• [THE EXERCISE]: Identify all lines in the data containing the string "JSON". Copy them out.

• [INFORMATION SUPPLIED]:
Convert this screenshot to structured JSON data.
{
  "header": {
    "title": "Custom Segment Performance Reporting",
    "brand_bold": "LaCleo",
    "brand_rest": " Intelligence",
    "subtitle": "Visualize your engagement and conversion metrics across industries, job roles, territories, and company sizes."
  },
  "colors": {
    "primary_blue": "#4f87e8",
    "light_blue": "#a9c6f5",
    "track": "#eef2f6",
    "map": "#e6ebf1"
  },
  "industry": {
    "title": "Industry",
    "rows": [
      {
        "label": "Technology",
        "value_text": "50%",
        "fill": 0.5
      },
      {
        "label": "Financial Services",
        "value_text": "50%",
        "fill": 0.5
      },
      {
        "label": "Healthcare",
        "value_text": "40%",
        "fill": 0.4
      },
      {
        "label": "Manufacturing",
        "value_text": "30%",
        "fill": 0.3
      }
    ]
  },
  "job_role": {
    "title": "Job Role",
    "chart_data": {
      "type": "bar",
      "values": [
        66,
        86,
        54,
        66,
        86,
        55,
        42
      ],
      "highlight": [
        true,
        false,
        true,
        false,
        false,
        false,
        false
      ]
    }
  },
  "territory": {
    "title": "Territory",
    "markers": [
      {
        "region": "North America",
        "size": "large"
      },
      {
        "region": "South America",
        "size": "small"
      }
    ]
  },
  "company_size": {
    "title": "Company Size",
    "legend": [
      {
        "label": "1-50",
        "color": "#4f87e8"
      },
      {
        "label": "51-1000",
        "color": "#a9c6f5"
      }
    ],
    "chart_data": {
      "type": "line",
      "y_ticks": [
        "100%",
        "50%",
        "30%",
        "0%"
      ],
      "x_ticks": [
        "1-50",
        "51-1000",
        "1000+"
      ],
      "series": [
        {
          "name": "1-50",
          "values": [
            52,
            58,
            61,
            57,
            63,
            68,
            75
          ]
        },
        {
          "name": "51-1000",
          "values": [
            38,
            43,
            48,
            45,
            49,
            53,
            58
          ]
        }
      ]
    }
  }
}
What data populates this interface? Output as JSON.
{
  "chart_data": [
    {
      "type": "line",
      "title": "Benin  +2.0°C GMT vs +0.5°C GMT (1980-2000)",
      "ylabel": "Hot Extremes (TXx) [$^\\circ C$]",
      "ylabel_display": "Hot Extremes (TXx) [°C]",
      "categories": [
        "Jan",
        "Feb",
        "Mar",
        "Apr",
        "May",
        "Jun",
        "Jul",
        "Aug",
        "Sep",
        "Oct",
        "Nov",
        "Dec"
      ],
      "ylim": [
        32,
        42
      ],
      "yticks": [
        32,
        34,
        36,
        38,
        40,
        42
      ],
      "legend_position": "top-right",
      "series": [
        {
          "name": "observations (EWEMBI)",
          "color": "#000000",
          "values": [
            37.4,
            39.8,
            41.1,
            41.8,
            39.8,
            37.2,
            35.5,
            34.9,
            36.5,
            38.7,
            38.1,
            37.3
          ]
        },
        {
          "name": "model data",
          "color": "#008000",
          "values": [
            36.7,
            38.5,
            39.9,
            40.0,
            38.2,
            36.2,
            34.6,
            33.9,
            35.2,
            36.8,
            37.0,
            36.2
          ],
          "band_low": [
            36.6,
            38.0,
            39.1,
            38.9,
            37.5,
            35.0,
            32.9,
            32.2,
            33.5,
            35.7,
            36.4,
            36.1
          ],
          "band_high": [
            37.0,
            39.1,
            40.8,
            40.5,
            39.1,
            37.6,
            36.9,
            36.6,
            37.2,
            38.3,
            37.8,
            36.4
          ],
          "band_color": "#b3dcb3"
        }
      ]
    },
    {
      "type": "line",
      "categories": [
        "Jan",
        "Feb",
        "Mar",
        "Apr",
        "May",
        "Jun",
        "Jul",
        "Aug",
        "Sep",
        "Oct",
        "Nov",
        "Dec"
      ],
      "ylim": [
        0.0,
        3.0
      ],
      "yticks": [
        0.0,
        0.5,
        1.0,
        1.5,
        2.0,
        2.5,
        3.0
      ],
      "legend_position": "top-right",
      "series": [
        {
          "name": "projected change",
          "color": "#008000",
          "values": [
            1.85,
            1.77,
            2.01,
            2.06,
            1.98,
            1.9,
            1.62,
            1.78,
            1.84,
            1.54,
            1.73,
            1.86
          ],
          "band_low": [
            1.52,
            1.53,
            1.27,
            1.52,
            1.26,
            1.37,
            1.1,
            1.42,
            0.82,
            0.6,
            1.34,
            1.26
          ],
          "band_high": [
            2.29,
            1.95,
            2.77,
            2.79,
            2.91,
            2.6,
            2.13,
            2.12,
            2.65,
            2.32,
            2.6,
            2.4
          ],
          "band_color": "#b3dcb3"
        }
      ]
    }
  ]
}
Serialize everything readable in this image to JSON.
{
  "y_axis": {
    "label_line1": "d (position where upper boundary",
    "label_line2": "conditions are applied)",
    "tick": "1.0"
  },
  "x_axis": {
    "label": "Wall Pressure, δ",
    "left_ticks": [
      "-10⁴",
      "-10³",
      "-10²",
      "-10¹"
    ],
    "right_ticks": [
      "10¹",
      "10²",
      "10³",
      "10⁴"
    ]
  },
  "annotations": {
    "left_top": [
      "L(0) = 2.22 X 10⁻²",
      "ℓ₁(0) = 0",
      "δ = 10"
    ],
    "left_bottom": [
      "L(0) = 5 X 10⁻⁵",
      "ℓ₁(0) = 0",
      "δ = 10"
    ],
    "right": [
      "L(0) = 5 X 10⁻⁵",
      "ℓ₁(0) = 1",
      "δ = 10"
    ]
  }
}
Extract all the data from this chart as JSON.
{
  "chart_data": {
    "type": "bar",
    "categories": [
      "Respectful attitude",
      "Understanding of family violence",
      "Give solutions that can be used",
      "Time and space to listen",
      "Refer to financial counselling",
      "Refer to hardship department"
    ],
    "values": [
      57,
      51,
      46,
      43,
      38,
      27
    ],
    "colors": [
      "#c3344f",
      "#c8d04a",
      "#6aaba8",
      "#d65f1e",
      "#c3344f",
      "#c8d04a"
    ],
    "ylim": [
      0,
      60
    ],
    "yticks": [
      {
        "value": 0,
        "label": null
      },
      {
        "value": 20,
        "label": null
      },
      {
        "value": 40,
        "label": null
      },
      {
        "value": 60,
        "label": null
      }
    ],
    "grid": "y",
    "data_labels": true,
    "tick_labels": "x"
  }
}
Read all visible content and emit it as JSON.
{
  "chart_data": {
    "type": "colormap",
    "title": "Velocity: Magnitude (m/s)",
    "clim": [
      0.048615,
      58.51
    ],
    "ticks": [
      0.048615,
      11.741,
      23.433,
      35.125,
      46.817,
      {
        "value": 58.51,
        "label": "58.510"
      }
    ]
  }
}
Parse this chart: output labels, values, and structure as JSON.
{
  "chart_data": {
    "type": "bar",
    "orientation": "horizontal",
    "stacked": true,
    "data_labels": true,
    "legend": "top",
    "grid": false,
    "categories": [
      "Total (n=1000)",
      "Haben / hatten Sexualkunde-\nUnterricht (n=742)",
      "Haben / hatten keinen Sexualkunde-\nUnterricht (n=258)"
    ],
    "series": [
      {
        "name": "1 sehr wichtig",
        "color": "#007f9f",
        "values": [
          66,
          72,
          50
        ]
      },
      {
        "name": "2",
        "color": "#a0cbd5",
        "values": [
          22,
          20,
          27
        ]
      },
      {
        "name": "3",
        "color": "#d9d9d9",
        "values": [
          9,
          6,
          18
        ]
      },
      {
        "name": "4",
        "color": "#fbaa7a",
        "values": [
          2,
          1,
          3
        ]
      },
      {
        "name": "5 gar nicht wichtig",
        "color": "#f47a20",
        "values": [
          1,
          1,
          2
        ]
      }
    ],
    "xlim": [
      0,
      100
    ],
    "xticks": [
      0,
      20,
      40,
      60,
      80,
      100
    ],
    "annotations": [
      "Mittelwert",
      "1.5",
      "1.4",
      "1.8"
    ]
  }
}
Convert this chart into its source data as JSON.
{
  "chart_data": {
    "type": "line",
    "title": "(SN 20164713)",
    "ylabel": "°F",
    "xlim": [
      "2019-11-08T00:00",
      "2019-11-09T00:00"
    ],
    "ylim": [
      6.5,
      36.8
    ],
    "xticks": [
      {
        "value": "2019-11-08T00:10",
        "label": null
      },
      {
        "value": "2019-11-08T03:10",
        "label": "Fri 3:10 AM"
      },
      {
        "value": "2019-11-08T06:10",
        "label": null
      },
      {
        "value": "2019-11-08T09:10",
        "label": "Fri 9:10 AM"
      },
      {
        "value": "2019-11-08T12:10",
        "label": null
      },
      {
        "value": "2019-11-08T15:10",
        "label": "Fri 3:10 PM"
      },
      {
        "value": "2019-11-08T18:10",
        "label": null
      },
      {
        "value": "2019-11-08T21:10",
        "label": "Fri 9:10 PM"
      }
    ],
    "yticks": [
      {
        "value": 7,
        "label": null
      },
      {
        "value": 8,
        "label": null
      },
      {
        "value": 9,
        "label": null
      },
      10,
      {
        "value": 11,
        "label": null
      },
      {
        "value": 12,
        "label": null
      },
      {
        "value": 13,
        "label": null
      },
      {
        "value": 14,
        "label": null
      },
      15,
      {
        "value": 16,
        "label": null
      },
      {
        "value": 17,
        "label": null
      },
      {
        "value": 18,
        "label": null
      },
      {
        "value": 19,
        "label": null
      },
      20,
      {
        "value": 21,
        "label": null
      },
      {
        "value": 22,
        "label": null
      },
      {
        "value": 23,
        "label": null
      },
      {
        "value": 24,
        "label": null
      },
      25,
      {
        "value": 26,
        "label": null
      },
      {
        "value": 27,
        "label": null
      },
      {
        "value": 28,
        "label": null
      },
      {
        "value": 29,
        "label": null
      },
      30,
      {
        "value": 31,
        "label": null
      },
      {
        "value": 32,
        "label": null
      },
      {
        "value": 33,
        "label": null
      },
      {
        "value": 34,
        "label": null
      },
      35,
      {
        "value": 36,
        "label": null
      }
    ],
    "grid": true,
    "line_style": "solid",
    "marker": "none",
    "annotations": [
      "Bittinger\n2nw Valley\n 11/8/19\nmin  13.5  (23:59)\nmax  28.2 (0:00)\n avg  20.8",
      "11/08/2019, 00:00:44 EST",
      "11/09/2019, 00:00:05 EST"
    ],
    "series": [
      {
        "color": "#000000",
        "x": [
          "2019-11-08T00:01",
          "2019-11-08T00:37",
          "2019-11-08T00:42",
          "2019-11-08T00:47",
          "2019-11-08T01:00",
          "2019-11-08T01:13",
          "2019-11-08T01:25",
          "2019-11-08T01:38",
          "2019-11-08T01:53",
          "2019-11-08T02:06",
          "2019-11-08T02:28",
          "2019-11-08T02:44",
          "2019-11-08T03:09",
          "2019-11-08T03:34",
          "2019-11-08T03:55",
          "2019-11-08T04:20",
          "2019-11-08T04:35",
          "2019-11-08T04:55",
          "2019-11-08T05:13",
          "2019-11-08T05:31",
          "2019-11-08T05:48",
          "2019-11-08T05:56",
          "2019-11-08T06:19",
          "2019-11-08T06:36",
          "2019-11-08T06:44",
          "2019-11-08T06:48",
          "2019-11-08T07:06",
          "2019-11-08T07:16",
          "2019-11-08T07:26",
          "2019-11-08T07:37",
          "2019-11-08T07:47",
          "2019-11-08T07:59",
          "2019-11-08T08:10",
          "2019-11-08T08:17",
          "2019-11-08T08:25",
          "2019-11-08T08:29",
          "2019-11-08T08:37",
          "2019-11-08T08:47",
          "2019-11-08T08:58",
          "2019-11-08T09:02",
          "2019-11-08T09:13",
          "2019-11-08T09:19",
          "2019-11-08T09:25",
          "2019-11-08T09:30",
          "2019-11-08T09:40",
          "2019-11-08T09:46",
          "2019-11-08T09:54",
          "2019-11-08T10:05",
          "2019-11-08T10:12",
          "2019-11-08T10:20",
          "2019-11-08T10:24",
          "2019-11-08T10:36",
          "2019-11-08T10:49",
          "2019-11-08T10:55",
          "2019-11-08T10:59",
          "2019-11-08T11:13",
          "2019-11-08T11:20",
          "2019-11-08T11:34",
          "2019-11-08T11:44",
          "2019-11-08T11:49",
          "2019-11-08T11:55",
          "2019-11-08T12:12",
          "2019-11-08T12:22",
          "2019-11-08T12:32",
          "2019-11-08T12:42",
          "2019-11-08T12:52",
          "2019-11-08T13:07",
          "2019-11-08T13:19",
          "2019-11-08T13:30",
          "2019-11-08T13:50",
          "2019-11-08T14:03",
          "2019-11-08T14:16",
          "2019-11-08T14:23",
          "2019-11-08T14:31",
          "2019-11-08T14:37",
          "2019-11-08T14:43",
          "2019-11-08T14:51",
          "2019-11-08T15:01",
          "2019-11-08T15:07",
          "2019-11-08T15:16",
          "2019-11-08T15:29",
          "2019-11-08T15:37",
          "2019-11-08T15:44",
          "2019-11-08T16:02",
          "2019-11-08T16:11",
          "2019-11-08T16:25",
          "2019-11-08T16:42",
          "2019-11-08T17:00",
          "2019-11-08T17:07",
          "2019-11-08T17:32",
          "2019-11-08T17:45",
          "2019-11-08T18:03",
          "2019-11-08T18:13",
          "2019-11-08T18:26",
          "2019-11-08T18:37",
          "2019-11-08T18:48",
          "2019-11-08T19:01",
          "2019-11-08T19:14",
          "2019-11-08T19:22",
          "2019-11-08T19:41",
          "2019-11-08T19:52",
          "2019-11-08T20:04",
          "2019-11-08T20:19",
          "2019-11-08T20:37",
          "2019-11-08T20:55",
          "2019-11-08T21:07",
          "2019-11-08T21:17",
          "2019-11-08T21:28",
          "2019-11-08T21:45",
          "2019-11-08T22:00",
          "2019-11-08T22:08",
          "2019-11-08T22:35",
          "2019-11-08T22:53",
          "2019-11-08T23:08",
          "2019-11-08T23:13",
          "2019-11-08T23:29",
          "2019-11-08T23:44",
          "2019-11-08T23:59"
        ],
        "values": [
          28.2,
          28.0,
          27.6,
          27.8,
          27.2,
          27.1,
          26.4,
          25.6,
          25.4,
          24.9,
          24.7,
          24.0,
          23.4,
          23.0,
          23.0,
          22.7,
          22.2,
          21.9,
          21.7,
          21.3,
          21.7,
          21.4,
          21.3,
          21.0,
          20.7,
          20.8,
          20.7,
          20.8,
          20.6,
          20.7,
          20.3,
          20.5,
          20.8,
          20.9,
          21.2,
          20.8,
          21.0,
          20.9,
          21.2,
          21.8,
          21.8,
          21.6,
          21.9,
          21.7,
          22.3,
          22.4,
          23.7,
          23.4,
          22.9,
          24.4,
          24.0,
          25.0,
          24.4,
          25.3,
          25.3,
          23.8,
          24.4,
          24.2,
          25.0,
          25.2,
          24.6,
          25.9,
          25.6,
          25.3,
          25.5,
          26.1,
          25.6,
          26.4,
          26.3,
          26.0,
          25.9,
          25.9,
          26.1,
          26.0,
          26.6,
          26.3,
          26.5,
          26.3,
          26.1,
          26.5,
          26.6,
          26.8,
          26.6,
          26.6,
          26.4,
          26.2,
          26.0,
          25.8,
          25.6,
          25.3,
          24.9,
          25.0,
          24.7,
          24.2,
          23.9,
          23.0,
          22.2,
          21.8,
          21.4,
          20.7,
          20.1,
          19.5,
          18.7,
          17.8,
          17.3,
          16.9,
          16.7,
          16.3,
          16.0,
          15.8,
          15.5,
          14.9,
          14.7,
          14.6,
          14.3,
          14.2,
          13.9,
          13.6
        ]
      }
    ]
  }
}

• [RESULT FOR THIS TASK]:
Convert this screenshot to structured JSON data.
What data populates this interface? Output as JSON.
Serialize everything readable in this image to JSON.
Extract all the data from this chart as JSON.
Read all visible content and emit it as JSON.
Parse this chart: output labels, values, and structure as JSON.
Convert this chart into its source data as JSON.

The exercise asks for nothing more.